▸ **PROBLEM REQUIREMENTS**
Return the count of lines with the string "CORRELATION" in them, and nothing else.

:: INFORMATION SUPPLIED ::

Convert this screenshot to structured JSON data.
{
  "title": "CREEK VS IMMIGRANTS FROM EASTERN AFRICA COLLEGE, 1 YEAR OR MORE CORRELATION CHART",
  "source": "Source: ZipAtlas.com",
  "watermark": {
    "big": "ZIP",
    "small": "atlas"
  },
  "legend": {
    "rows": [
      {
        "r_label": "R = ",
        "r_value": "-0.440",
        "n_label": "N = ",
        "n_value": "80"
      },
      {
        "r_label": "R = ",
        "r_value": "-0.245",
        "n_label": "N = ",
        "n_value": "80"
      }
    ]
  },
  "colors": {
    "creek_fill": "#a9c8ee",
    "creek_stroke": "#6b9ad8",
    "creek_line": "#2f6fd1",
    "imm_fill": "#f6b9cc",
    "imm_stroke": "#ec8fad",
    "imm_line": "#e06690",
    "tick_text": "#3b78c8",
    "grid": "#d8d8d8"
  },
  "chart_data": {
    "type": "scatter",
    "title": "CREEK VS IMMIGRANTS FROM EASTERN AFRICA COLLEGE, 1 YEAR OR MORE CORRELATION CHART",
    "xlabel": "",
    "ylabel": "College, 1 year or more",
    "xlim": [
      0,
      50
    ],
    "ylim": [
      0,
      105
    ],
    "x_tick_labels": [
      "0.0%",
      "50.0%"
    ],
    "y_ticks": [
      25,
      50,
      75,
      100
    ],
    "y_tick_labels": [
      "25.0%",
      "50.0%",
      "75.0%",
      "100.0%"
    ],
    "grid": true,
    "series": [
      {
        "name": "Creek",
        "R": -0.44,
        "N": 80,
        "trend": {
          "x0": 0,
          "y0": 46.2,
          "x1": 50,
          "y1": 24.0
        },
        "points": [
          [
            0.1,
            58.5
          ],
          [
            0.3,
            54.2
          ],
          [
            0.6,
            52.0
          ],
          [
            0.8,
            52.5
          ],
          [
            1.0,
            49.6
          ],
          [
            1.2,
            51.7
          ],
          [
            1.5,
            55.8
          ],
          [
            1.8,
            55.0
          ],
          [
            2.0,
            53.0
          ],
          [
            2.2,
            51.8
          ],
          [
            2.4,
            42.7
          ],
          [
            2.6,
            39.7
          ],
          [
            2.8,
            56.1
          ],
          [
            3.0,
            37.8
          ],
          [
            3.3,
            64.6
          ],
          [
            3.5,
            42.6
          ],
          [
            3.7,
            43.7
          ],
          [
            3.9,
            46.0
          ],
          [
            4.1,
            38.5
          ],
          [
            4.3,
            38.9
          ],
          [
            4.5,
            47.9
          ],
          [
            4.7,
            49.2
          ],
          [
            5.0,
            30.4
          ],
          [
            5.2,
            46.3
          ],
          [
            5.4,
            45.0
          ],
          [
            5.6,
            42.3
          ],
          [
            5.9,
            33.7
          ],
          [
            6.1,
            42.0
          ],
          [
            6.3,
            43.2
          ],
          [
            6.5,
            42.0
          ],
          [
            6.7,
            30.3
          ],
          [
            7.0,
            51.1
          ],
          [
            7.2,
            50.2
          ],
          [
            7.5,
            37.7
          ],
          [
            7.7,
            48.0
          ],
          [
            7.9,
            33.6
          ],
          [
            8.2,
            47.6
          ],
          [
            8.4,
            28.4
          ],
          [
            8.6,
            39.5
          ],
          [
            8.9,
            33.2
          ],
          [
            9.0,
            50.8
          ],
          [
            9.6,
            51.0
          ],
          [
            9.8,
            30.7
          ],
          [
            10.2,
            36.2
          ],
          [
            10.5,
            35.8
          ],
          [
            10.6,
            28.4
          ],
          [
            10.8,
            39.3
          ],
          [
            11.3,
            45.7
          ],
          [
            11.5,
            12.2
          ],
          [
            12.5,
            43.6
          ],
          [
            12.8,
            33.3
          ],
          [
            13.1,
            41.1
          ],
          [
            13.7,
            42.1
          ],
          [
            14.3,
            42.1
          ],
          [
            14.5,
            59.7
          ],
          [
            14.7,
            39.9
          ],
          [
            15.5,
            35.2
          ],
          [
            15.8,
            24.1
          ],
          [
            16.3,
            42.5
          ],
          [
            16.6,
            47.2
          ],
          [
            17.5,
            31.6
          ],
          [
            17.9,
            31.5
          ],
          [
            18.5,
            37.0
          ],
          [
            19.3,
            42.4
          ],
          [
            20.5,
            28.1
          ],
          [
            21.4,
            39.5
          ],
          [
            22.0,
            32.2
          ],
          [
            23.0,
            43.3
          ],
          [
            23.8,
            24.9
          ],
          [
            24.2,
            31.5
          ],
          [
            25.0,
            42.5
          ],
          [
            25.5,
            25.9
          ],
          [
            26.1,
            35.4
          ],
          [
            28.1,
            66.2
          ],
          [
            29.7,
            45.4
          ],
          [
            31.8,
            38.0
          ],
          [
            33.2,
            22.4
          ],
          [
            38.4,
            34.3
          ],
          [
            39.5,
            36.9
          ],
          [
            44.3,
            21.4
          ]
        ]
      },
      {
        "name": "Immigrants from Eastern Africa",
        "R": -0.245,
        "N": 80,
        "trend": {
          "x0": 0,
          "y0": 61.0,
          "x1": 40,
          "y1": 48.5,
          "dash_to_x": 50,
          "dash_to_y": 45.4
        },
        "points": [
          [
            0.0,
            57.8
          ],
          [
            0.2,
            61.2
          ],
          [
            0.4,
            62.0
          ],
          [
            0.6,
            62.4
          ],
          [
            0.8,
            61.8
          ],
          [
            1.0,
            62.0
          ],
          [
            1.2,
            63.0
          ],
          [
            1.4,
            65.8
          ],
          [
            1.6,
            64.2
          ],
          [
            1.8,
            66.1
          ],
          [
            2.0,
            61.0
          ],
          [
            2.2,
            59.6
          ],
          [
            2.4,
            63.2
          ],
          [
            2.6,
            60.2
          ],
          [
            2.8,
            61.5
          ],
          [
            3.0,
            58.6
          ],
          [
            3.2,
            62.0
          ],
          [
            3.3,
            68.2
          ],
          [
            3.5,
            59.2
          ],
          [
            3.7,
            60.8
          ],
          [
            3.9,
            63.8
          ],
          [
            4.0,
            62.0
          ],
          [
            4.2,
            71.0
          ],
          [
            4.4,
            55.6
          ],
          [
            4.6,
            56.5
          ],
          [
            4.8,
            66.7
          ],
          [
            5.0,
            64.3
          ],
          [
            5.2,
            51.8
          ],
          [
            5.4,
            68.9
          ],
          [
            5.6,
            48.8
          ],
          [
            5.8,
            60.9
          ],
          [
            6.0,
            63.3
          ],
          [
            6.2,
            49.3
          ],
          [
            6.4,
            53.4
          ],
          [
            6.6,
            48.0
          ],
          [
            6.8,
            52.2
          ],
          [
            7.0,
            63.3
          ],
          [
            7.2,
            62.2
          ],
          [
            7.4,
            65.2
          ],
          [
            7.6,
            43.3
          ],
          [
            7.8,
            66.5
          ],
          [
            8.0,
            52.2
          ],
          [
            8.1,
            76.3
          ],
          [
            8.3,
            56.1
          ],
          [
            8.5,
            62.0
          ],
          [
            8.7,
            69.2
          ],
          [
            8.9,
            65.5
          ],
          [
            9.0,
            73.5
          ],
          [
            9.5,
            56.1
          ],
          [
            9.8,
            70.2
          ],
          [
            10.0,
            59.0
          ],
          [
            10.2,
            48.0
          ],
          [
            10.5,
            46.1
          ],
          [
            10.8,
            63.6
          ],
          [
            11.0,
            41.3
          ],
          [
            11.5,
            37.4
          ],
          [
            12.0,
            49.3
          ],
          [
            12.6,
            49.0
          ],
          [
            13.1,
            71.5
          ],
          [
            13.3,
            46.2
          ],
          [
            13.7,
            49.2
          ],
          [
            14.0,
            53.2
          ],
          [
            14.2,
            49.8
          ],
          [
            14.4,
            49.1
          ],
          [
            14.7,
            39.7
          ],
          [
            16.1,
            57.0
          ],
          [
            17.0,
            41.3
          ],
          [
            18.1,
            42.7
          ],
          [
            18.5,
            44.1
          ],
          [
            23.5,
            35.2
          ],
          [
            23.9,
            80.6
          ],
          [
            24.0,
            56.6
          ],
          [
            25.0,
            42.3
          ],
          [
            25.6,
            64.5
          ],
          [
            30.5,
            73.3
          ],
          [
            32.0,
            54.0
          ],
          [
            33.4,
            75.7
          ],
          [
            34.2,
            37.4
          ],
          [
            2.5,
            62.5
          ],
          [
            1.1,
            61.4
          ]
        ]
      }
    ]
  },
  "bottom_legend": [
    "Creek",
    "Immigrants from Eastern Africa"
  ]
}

:::

▸ **WORKED SOLUTION**
2